** What is needed **
In the data that follows, count every line holding the string "Software" and give the count alone.

==== Material for the task ====

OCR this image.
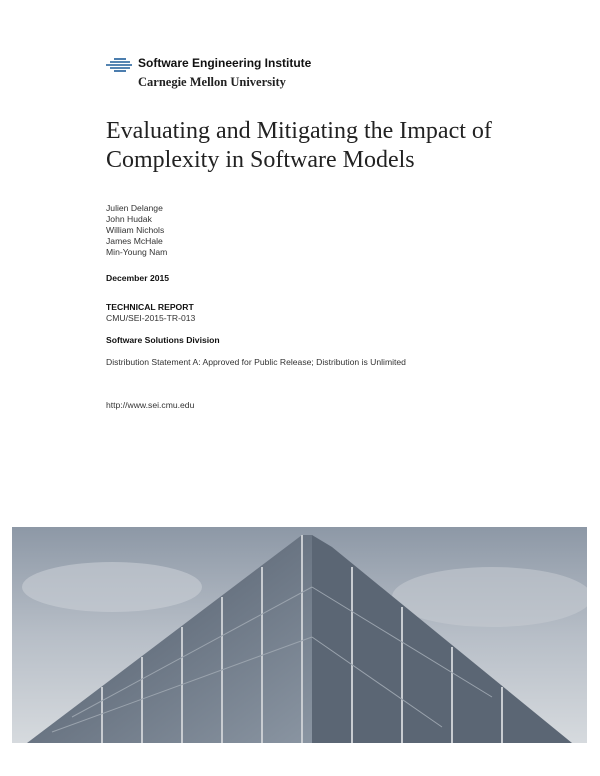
Software Engineering Institute
Carnegie Mellon University
Evaluating and Mitigating the Impact of Complexity in Software Models
Julien Delange
John Hudak
William Nichols
James McHale
Min-Young Nam
December 2015
TECHNICAL REPORT
CMU/SEI-2015-TR-013
Software Solutions Division
Distribution Statement A: Approved for Public Release; Distribution is Unlimited
http://www.sei.cmu.edu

====

** Complete response **
3